Write out all of the entries exactly as given.

> **PROVIDED MATERIAL**
# # #

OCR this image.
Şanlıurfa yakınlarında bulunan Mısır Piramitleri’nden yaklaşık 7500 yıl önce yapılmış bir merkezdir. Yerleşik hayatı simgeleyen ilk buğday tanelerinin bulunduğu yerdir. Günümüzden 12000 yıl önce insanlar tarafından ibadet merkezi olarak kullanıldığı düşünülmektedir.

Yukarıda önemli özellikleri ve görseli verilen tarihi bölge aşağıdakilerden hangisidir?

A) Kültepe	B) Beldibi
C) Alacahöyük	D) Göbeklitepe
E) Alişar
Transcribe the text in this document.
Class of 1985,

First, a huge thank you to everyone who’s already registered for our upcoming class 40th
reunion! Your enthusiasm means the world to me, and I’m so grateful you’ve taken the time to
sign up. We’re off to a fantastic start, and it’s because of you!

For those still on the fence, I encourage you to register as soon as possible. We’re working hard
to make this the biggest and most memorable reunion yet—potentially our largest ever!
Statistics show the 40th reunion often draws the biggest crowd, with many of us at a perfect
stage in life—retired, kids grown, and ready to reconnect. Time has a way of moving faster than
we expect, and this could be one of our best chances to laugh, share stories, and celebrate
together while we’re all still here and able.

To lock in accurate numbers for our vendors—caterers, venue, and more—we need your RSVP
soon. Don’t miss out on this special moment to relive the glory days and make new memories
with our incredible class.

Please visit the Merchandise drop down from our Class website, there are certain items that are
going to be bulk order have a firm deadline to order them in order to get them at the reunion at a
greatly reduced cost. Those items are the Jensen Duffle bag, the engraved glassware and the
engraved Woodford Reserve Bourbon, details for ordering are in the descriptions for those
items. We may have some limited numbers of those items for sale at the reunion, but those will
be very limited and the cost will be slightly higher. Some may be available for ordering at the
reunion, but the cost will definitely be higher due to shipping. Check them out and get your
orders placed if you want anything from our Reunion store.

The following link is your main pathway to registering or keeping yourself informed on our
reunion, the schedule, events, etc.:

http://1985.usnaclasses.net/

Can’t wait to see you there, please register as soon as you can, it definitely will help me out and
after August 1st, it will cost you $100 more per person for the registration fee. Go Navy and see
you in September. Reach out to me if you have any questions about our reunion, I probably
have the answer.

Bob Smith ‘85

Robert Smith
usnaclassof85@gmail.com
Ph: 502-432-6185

# # #

> **RESPONSE TO THIS TASK**
OCR this image.
Şanlıurfa yakınlarında bulunan Mısır Piramitleri’nden yaklaşık 7500 yıl önce yapılmış bir merkezdir. Yerleşik hayatı simgeleyen ilk buğday tanelerinin bulunduğu yerdir. Günümüzden 12000 yıl önce insanlar tarafından ibadet merkezi olarak kullanıldığı düşünülmektedir.

Yukarıda önemli özellikleri ve görseli verilen tarihi bölge aşağıdakilerden hangisidir?

A) Kültepe	B) Beldibi
C) Alacahöyük	D) Göbeklitepe
E) Alişar
Transcribe the text in this document.
Class of 1985,

First, a huge thank you to everyone who’s already registered for our upcoming class 40th
reunion! Your enthusiasm means the world to me, and I’m so grateful you’ve taken the time to
sign up. We’re off to a fantastic start, and it’s because of you!

For those still on the fence, I encourage you to register as soon as possible. We’re working hard
to make this the biggest and most memorable reunion yet—potentially our largest ever!
Statistics show the 40th reunion often draws the biggest crowd, with many of us at a perfect
stage in life—retired, kids grown, and ready to reconnect. Time has a way of moving faster than
we expect, and this could be one of our best chances to laugh, share stories, and celebrate
together while we’re all still here and able.

To lock in accurate numbers for our vendors—caterers, venue, and more—we need your RSVP
soon. Don’t miss out on this special moment to relive the glory days and make new memories
with our incredible class.

Please visit the Merchandise drop down from our Class website, there are certain items that are
going to be bulk order have a firm deadline to order them in order to get them at the reunion at a
greatly reduced cost. Those items are the Jensen Duffle bag, the engraved glassware and the
engraved Woodford Reserve Bourbon, details for ordering are in the descriptions for those
items. We may have some limited numbers of those items for sale at the reunion, but those will
be very limited and the cost will be slightly higher. Some may be available for ordering at the
reunion, but the cost will definitely be higher due to shipping. Check them out and get your
orders placed if you want anything from our Reunion store.

The following link is your main pathway to registering or keeping yourself informed on our
reunion, the schedule, events, etc.:

http://1985.usnaclasses.net/

Can’t wait to see you there, please register as soon as you can, it definitely will help me out and
after August 1st, it will cost you $100 more per person for the registration fee. Go Navy and see
you in September. Reach out to me if you have any questions about our reunion, I probably
have the answer.

Bob Smith ‘85

Robert Smith
usnaclassof85@gmail.com
Ph: 502-432-6185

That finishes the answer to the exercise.